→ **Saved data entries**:

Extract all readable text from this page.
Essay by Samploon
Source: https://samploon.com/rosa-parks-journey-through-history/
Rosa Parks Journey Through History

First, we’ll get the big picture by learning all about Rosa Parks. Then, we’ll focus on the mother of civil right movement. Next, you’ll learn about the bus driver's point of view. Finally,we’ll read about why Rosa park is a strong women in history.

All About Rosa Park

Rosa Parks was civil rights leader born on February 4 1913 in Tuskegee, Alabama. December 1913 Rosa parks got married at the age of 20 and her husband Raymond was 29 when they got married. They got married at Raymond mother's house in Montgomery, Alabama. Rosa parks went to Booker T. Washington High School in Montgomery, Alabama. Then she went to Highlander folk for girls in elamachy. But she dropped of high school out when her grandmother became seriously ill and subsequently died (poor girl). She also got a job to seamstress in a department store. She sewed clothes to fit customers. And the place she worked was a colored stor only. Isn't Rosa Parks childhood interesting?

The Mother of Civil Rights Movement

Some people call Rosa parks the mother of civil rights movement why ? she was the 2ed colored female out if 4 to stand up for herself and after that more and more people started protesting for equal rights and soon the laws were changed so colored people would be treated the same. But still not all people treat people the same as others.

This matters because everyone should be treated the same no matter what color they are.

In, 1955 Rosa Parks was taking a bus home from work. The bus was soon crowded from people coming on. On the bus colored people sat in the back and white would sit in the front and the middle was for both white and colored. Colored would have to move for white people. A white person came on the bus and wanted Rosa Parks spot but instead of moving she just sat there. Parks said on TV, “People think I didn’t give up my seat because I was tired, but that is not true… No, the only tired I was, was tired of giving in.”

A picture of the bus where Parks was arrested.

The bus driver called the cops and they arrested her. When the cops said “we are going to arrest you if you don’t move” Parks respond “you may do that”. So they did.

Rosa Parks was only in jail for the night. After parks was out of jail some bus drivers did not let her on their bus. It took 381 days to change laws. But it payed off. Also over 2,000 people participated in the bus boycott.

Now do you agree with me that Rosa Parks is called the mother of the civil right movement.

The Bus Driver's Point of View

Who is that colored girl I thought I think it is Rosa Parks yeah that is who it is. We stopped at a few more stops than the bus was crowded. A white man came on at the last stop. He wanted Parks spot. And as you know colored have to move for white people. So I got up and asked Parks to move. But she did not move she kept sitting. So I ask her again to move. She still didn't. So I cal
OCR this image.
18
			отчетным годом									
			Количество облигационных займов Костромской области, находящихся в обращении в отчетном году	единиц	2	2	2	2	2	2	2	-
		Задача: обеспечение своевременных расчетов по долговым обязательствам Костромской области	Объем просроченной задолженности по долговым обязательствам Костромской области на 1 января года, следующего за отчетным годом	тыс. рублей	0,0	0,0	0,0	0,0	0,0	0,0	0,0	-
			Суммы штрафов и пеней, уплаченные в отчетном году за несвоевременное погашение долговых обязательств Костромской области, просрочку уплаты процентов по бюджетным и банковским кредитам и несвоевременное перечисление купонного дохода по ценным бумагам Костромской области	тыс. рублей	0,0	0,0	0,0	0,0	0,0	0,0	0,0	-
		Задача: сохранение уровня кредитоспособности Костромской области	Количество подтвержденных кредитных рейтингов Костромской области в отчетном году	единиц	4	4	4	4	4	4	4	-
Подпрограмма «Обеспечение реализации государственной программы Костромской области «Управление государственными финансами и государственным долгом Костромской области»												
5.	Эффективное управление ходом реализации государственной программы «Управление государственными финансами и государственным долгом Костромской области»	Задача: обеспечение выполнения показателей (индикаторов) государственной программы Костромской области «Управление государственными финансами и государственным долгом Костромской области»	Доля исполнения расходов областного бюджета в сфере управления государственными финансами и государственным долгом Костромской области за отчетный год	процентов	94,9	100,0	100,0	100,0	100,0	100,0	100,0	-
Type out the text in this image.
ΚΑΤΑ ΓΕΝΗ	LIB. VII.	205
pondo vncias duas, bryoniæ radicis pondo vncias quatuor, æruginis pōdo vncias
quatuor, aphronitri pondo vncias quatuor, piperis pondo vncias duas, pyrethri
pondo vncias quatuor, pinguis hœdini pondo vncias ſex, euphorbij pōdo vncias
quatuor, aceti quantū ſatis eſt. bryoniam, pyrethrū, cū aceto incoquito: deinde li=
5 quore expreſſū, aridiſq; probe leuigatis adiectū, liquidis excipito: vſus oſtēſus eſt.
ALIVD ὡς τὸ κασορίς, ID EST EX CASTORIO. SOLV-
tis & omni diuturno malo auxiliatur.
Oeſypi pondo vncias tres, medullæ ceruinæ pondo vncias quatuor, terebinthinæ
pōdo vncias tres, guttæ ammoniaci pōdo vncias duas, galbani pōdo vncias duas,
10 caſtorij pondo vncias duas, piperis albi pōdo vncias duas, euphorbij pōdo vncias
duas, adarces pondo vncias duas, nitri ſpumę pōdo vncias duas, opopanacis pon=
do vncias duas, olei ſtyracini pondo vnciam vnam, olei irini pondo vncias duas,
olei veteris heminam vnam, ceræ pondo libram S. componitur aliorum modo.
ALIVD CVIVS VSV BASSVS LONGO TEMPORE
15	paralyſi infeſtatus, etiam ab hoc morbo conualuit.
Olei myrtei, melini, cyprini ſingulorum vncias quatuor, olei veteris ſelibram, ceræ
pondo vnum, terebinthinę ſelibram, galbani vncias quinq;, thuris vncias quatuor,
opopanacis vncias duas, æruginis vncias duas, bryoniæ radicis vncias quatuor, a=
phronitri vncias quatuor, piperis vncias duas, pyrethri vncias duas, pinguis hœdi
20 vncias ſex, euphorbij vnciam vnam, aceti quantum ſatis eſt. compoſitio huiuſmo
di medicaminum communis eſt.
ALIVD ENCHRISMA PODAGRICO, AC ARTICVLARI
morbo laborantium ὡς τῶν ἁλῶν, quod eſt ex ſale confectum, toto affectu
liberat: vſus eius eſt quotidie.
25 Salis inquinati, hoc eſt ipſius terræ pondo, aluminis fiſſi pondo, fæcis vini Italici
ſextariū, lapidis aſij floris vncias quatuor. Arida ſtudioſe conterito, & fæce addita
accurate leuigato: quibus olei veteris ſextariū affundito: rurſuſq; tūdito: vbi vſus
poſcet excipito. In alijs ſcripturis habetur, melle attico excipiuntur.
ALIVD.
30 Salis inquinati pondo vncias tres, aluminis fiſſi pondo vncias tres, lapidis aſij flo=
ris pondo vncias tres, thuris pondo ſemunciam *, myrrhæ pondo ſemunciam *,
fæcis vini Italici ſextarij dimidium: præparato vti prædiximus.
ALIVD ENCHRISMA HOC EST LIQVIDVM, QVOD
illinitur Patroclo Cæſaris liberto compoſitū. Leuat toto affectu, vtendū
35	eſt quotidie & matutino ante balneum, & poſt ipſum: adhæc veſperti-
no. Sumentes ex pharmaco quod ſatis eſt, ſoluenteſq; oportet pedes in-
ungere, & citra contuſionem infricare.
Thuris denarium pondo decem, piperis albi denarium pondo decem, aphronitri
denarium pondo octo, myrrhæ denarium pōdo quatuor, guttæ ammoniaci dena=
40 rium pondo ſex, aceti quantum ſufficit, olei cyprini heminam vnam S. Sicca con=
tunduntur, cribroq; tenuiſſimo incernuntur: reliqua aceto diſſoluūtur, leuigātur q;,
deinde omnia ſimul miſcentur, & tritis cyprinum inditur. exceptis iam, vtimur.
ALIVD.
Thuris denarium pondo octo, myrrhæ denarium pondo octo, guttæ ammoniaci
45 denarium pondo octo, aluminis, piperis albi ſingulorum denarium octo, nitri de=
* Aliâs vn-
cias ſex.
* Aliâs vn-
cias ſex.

→ **Written exercise**: Nothing should be left out: return all of the records exactly.

→ **Finished answer**:
Extract all readable text from this page.
Essay by Samploon
Source: https://samploon.com/rosa-parks-journey-through-history/
Rosa Parks Journey Through History

First, we’ll get the big picture by learning all about Rosa Parks. Then, we’ll focus on the mother of civil right movement. Next, you’ll learn about the bus driver's point of view. Finally,we’ll read about why Rosa park is a strong women in history.

All About Rosa Park

Rosa Parks was civil rights leader born on February 4 1913 in Tuskegee, Alabama. December 1913 Rosa parks got married at the age of 20 and her husband Raymond was 29 when they got married. They got married at Raymond mother's house in Montgomery, Alabama. Rosa parks went to Booker T. Washington High School in Montgomery, Alabama. Then she went to Highlander folk for girls in elamachy. But she dropped of high school out when her grandmother became seriously ill and subsequently died (poor girl). She also got a job to seamstress in a department store. She sewed clothes to fit customers. And the place she worked was a colored stor only. Isn't Rosa Parks childhood interesting?

The Mother of Civil Rights Movement

Some people call Rosa parks the mother of civil rights movement why ? she was the 2ed colored female out if 4 to stand up for herself and after that more and more people started protesting for equal rights and soon the laws were changed so colored people would be treated the same. But still not all people treat people the same as others.

This matters because everyone should be treated the same no matter what color they are.

In, 1955 Rosa Parks was taking a bus home from work. The bus was soon crowded from people coming on. On the bus colored people sat in the back and white would sit in the front and the middle was for both white and colored. Colored would have to move for white people. A white person came on the bus and wanted Rosa Parks spot but instead of moving she just sat there. Parks said on TV, “People think I didn’t give up my seat because I was tired, but that is not true… No, the only tired I was, was tired of giving in.”

A picture of the bus where Parks was arrested.

The bus driver called the cops and they arrested her. When the cops said “we are going to arrest you if you don’t move” Parks respond “you may do that”. So they did.

Rosa Parks was only in jail for the night. After parks was out of jail some bus drivers did not let her on their bus. It took 381 days to change laws. But it payed off. Also over 2,000 people participated in the bus boycott.

Now do you agree with me that Rosa Parks is called the mother of the civil right movement.

The Bus Driver's Point of View

Who is that colored girl I thought I think it is Rosa Parks yeah that is who it is. We stopped at a few more stops than the bus was crowded. A white man came on at the last stop. He wanted Parks spot. And as you know colored have to move for white people. So I got up and asked Parks to move. But she did not move she kept sitting. So I ask her again to move. She still didn't. So I cal
OCR this image.
18
			отчетным годом									
			Количество облигационных займов Костромской области, находящихся в обращении в отчетном году	единиц	2	2	2	2	2	2	2	-
		Задача: обеспечение своевременных расчетов по долговым обязательствам Костромской области	Объем просроченной задолженности по долговым обязательствам Костромской области на 1 января года, следующего за отчетным годом	тыс. рублей	0,0	0,0	0,0	0,0	0,0	0,0	0,0	-
			Суммы штрафов и пеней, уплаченные в отчетном году за несвоевременное погашение долговых обязательств Костромской области, просрочку уплаты процентов по бюджетным и банковским кредитам и несвоевременное перечисление купонного дохода по ценным бумагам Костромской области	тыс. рублей	0,0	0,0	0,0	0,0	0,0	0,0	0,0	-
		Задача: сохранение уровня кредитоспособности Костромской области	Количество подтвержденных кредитных рейтингов Костромской области в отчетном году	единиц	4	4	4	4	4	4	4	-
Подпрограмма «Обеспечение реализации государственной программы Костромской области «Управление государственными финансами и государственным долгом Костромской области»												
5.	Эффективное управление ходом реализации государственной программы «Управление государственными финансами и государственным долгом Костромской области»	Задача: обеспечение выполнения показателей (индикаторов) государственной программы Костромской области «Управление государственными финансами и государственным долгом Костромской области»	Доля исполнения расходов областного бюджета в сфере управления государственными финансами и государственным долгом Костромской области за отчетный год	процентов	94,9	100,0	100,0	100,0	100,0	100,0	100,0	-
Type out the text in this image.
ΚΑΤΑ ΓΕΝΗ	LIB. VII.	205
pondo vncias duas, bryoniæ radicis pondo vncias quatuor, æruginis pōdo vncias
quatuor, aphronitri pondo vncias quatuor, piperis pondo vncias duas, pyrethri
pondo vncias quatuor, pinguis hœdini pondo vncias ſex, euphorbij pōdo vncias
quatuor, aceti quantū ſatis eſt. bryoniam, pyrethrū, cū aceto incoquito: deinde li=
5 quore expreſſū, aridiſq; probe leuigatis adiectū, liquidis excipito: vſus oſtēſus eſt.
ALIVD ὡς τὸ κασορίς, ID EST EX CASTORIO. SOLV-
tis & omni diuturno malo auxiliatur.
Oeſypi pondo vncias tres, medullæ ceruinæ pondo vncias quatuor, terebinthinæ
pōdo vncias tres, guttæ ammoniaci pōdo vncias duas, galbani pōdo vncias duas,
10 caſtorij pondo vncias duas, piperis albi pōdo vncias duas, euphorbij pōdo vncias
duas, adarces pondo vncias duas, nitri ſpumę pōdo vncias duas, opopanacis pon=
do vncias duas, olei ſtyracini pondo vnciam vnam, olei irini pondo vncias duas,
olei veteris heminam vnam, ceræ pondo libram S. componitur aliorum modo.
ALIVD CVIVS VSV BASSVS LONGO TEMPORE
15	paralyſi infeſtatus, etiam ab hoc morbo conualuit.
Olei myrtei, melini, cyprini ſingulorum vncias quatuor, olei veteris ſelibram, ceræ
pondo vnum, terebinthinę ſelibram, galbani vncias quinq;, thuris vncias quatuor,
opopanacis vncias duas, æruginis vncias duas, bryoniæ radicis vncias quatuor, a=
phronitri vncias quatuor, piperis vncias duas, pyrethri vncias duas, pinguis hœdi
20 vncias ſex, euphorbij vnciam vnam, aceti quantum ſatis eſt. compoſitio huiuſmo
di medicaminum communis eſt.
ALIVD ENCHRISMA PODAGRICO, AC ARTICVLARI
morbo laborantium ὡς τῶν ἁλῶν, quod eſt ex ſale confectum, toto affectu
liberat: vſus eius eſt quotidie.
25 Salis inquinati, hoc eſt ipſius terræ pondo, aluminis fiſſi pondo, fæcis vini Italici
ſextariū, lapidis aſij floris vncias quatuor. Arida ſtudioſe conterito, & fæce addita
accurate leuigato: quibus olei veteris ſextariū affundito: rurſuſq; tūdito: vbi vſus
poſcet excipito. In alijs ſcripturis habetur, melle attico excipiuntur.
ALIVD.
30 Salis inquinati pondo vncias tres, aluminis fiſſi pondo vncias tres, lapidis aſij flo=
ris pondo vncias tres, thuris pondo ſemunciam *, myrrhæ pondo ſemunciam *,
fæcis vini Italici ſextarij dimidium: præparato vti prædiximus.
ALIVD ENCHRISMA HOC EST LIQVIDVM, QVOD
illinitur Patroclo Cæſaris liberto compoſitū. Leuat toto affectu, vtendū
35	eſt quotidie & matutino ante balneum, & poſt ipſum: adhæc veſperti-
no. Sumentes ex pharmaco quod ſatis eſt, ſoluenteſq; oportet pedes in-
ungere, & citra contuſionem infricare.
Thuris denarium pondo decem, piperis albi denarium pondo decem, aphronitri
denarium pondo octo, myrrhæ denarium pōdo quatuor, guttæ ammoniaci dena=
40 rium pondo ſex, aceti quantum ſufficit, olei cyprini heminam vnam S. Sicca con=
tunduntur, cribroq; tenuiſſimo incernuntur: reliqua aceto diſſoluūtur, leuigātur q;,
deinde omnia ſimul miſcentur, & tritis cyprinum inditur. exceptis iam, vtimur.
ALIVD.
Thuris denarium pondo octo, myrrhæ denarium pondo octo, guttæ ammoniaci
45 denarium pondo octo, aluminis, piperis albi ſingulorum denarium octo, nitri de=
* Aliâs vn-
cias ſex.
* Aliâs vn-
cias ſex.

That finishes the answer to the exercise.